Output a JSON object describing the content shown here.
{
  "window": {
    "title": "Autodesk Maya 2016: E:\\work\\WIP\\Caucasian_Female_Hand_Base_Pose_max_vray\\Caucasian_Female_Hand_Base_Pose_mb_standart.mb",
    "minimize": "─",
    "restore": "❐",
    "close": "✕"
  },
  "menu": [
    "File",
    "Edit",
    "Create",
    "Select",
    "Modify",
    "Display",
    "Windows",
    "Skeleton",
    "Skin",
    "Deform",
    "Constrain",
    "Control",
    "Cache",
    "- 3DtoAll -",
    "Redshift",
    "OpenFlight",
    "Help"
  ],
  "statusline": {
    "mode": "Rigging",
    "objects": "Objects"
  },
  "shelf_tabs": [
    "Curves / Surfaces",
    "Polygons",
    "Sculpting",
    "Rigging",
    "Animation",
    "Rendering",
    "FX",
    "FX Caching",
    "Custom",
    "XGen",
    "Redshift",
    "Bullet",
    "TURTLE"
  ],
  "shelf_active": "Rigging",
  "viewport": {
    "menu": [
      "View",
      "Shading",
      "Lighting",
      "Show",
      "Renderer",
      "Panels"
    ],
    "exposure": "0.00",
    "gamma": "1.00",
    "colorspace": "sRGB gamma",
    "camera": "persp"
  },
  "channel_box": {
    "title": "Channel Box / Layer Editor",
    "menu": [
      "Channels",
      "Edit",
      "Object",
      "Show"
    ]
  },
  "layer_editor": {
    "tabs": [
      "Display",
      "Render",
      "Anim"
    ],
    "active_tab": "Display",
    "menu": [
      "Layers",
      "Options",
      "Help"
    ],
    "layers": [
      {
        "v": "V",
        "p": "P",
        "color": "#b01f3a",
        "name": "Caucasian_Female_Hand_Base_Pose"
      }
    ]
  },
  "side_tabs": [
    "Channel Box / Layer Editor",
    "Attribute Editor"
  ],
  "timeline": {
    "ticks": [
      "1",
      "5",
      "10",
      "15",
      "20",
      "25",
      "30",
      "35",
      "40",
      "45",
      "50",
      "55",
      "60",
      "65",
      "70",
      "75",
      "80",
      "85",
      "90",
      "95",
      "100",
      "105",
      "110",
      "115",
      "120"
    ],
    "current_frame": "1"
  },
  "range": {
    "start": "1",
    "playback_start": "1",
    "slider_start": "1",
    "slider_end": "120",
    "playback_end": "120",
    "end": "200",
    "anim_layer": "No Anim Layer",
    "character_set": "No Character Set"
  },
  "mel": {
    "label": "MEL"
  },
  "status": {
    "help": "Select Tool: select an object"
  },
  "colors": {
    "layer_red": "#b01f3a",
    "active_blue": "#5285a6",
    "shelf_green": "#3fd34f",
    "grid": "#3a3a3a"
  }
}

════

__Task instructions__
Each line that has the word "Rigging" counts once. How many such lines are in the data? Give the number alone.

__Complete response__
3